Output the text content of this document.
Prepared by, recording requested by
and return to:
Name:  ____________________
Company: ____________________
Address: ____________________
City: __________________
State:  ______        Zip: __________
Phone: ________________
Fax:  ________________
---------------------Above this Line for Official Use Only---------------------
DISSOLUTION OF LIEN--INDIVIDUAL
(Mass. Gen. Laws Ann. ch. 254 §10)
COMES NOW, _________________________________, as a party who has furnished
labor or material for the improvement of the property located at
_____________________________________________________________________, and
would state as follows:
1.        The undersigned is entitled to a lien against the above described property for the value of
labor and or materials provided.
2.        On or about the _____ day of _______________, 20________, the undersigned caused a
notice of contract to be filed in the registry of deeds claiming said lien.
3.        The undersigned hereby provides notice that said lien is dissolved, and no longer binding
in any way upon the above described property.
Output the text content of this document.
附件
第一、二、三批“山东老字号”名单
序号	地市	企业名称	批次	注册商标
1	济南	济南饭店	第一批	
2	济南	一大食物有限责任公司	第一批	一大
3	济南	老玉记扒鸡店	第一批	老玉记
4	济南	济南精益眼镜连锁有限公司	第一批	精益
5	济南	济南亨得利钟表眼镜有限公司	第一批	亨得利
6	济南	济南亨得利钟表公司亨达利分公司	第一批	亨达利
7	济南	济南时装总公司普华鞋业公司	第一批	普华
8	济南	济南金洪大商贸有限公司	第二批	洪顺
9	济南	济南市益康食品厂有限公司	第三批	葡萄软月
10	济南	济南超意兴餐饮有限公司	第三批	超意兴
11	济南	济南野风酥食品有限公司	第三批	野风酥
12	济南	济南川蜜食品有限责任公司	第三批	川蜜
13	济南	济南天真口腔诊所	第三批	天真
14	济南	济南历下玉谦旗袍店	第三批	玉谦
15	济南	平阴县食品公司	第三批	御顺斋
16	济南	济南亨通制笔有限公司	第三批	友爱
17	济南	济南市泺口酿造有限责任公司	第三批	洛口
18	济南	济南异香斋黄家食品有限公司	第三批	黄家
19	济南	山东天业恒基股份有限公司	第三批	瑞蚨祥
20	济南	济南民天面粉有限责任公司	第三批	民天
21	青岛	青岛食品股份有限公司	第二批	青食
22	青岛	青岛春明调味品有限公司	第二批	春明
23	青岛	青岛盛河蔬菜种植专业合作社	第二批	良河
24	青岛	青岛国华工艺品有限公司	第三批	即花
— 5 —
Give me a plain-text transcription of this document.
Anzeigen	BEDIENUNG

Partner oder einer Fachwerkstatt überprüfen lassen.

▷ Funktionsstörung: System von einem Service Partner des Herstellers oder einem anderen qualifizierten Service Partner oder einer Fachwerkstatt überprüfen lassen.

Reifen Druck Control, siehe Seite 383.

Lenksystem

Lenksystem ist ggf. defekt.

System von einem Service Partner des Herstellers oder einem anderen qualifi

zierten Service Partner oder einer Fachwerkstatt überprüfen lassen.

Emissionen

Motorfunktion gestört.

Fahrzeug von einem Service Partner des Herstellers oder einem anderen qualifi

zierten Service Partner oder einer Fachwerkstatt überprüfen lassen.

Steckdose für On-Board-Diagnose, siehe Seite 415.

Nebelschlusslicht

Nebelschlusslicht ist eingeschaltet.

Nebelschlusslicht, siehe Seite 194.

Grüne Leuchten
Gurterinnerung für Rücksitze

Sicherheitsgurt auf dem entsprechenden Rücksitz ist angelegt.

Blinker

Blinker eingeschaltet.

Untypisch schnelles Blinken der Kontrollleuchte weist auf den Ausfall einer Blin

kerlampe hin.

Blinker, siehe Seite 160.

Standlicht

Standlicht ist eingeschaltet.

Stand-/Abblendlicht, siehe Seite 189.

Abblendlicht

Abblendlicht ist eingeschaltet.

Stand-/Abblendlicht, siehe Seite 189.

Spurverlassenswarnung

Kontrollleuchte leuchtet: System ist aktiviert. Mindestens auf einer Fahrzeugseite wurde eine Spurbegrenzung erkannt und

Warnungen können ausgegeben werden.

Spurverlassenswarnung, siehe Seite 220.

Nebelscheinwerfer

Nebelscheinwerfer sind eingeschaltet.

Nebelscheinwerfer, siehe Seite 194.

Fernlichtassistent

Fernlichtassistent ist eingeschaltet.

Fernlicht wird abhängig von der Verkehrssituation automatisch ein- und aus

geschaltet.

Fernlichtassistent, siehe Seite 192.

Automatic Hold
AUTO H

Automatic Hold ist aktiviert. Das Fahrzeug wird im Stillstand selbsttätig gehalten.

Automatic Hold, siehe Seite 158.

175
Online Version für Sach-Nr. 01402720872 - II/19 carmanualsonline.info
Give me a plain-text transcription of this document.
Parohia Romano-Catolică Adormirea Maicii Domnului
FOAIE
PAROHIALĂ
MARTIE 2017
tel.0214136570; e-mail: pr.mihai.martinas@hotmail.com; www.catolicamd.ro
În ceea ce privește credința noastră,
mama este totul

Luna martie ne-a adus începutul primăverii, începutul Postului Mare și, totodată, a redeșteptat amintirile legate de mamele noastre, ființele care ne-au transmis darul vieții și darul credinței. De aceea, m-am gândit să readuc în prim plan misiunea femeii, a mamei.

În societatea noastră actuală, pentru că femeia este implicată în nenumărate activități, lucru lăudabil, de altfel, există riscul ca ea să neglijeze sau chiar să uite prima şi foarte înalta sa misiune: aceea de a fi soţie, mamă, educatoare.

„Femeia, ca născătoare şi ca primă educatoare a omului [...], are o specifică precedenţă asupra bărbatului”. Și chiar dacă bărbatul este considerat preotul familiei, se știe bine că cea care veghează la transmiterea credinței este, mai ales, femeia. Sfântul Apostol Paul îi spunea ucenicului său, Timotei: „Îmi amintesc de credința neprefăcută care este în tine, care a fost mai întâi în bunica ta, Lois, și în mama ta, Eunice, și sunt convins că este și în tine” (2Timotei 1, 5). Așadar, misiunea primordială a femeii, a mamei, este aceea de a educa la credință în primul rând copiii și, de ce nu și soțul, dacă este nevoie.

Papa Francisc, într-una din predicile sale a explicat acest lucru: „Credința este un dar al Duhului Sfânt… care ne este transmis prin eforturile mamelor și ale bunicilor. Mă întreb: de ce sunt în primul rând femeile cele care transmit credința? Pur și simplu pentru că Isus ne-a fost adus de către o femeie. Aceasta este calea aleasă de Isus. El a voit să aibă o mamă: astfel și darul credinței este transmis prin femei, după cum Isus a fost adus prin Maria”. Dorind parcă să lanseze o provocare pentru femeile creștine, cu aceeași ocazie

::::

_Directions:_ Write out every entry exactly as given.

_Response to the task:_
Output the text content of this document.
Prepared by, recording requested by
and return to:
Name:  ____________________
Company: ____________________
Address: ____________________
City: __________________
State:  ______        Zip: __________
Phone: ________________
Fax:  ________________
---------------------Above this Line for Official Use Only---------------------
DISSOLUTION OF LIEN--INDIVIDUAL
(Mass. Gen. Laws Ann. ch. 254 §10)
COMES NOW, _________________________________, as a party who has furnished
labor or material for the improvement of the property located at
_____________________________________________________________________, and
would state as follows:
1.        The undersigned is entitled to a lien against the above described property for the value of
labor and or materials provided.
2.        On or about the _____ day of _______________, 20________, the undersigned caused a
notice of contract to be filed in the registry of deeds claiming said lien.
3.        The undersigned hereby provides notice that said lien is dissolved, and no longer binding
in any way upon the above described property.
Output the text content of this document.
附件
第一、二、三批“山东老字号”名单
序号	地市	企业名称	批次	注册商标
1	济南	济南饭店	第一批	
2	济南	一大食物有限责任公司	第一批	一大
3	济南	老玉记扒鸡店	第一批	老玉记
4	济南	济南精益眼镜连锁有限公司	第一批	精益
5	济南	济南亨得利钟表眼镜有限公司	第一批	亨得利
6	济南	济南亨得利钟表公司亨达利分公司	第一批	亨达利
7	济南	济南时装总公司普华鞋业公司	第一批	普华
8	济南	济南金洪大商贸有限公司	第二批	洪顺
9	济南	济南市益康食品厂有限公司	第三批	葡萄软月
10	济南	济南超意兴餐饮有限公司	第三批	超意兴
11	济南	济南野风酥食品有限公司	第三批	野风酥
12	济南	济南川蜜食品有限责任公司	第三批	川蜜
13	济南	济南天真口腔诊所	第三批	天真
14	济南	济南历下玉谦旗袍店	第三批	玉谦
15	济南	平阴县食品公司	第三批	御顺斋
16	济南	济南亨通制笔有限公司	第三批	友爱
17	济南	济南市泺口酿造有限责任公司	第三批	洛口
18	济南	济南异香斋黄家食品有限公司	第三批	黄家
19	济南	山东天业恒基股份有限公司	第三批	瑞蚨祥
20	济南	济南民天面粉有限责任公司	第三批	民天
21	青岛	青岛食品股份有限公司	第二批	青食
22	青岛	青岛春明调味品有限公司	第二批	春明
23	青岛	青岛盛河蔬菜种植专业合作社	第二批	良河
24	青岛	青岛国华工艺品有限公司	第三批	即花
— 5 —
Give me a plain-text transcription of this document.
Anzeigen	BEDIENUNG

Partner oder einer Fachwerkstatt überprüfen lassen.

▷ Funktionsstörung: System von einem Service Partner des Herstellers oder einem anderen qualifizierten Service Partner oder einer Fachwerkstatt überprüfen lassen.

Reifen Druck Control, siehe Seite 383.

Lenksystem

Lenksystem ist ggf. defekt.

System von einem Service Partner des Herstellers oder einem anderen qualifi

zierten Service Partner oder einer Fachwerkstatt überprüfen lassen.

Emissionen

Motorfunktion gestört.

Fahrzeug von einem Service Partner des Herstellers oder einem anderen qualifi

zierten Service Partner oder einer Fachwerkstatt überprüfen lassen.

Steckdose für On-Board-Diagnose, siehe Seite 415.

Nebelschlusslicht

Nebelschlusslicht ist eingeschaltet.

Nebelschlusslicht, siehe Seite 194.

Grüne Leuchten
Gurterinnerung für Rücksitze

Sicherheitsgurt auf dem entsprechenden Rücksitz ist angelegt.

Blinker

Blinker eingeschaltet.

Untypisch schnelles Blinken der Kontrollleuchte weist auf den Ausfall einer Blin

kerlampe hin.

Blinker, siehe Seite 160.

Standlicht

Standlicht ist eingeschaltet.

Stand-/Abblendlicht, siehe Seite 189.

Abblendlicht

Abblendlicht ist eingeschaltet.

Stand-/Abblendlicht, siehe Seite 189.

Spurverlassenswarnung

Kontrollleuchte leuchtet: System ist aktiviert. Mindestens auf einer Fahrzeugseite wurde eine Spurbegrenzung erkannt und

Warnungen können ausgegeben werden.

Spurverlassenswarnung, siehe Seite 220.

Nebelscheinwerfer

Nebelscheinwerfer sind eingeschaltet.

Nebelscheinwerfer, siehe Seite 194.

Fernlichtassistent

Fernlichtassistent ist eingeschaltet.

Fernlicht wird abhängig von der Verkehrssituation automatisch ein- und aus

geschaltet.

Fernlichtassistent, siehe Seite 192.

Automatic Hold
AUTO H

Automatic Hold ist aktiviert. Das Fahrzeug wird im Stillstand selbsttätig gehalten.

Automatic Hold, siehe Seite 158.

175
Online Version für Sach-Nr. 01402720872 - II/19 carmanualsonline.info
Give me a plain-text transcription of this document.
Parohia Romano-Catolică Adormirea Maicii Domnului
FOAIE
PAROHIALĂ
MARTIE 2017
tel.0214136570; e-mail: pr.mihai.martinas@hotmail.com; www.catolicamd.ro
În ceea ce privește credința noastră,
mama este totul

Luna martie ne-a adus începutul primăverii, începutul Postului Mare și, totodată, a redeșteptat amintirile legate de mamele noastre, ființele care ne-au transmis darul vieții și darul credinței. De aceea, m-am gândit să readuc în prim plan misiunea femeii, a mamei.

În societatea noastră actuală, pentru că femeia este implicată în nenumărate activități, lucru lăudabil, de altfel, există riscul ca ea să neglijeze sau chiar să uite prima şi foarte înalta sa misiune: aceea de a fi soţie, mamă, educatoare.

„Femeia, ca născătoare şi ca primă educatoare a omului [...], are o specifică precedenţă asupra bărbatului”. Și chiar dacă bărbatul este considerat preotul familiei, se știe bine că cea care veghează la transmiterea credinței este, mai ales, femeia. Sfântul Apostol Paul îi spunea ucenicului său, Timotei: „Îmi amintesc de credința neprefăcută care este în tine, care a fost mai întâi în bunica ta, Lois, și în mama ta, Eunice, și sunt convins că este și în tine” (2Timotei 1, 5). Așadar, misiunea primordială a femeii, a mamei, este aceea de a educa la credință în primul rând copiii și, de ce nu și soțul, dacă este nevoie.

Papa Francisc, într-una din predicile sale a explicat acest lucru: „Credința este un dar al Duhului Sfânt… care ne este transmis prin eforturile mamelor și ale bunicilor. Mă întreb: de ce sunt în primul rând femeile cele care transmit credința? Pur și simplu pentru că Isus ne-a fost adus de către o femeie. Aceasta este calea aleasă de Isus. El a voit să aibă o mamă: astfel și darul credinței este transmis prin femei, după cum Isus a fost adus prin Maria”. Dorind parcă să lanseze o provocare pentru femeile creștine, cu aceeași ocazie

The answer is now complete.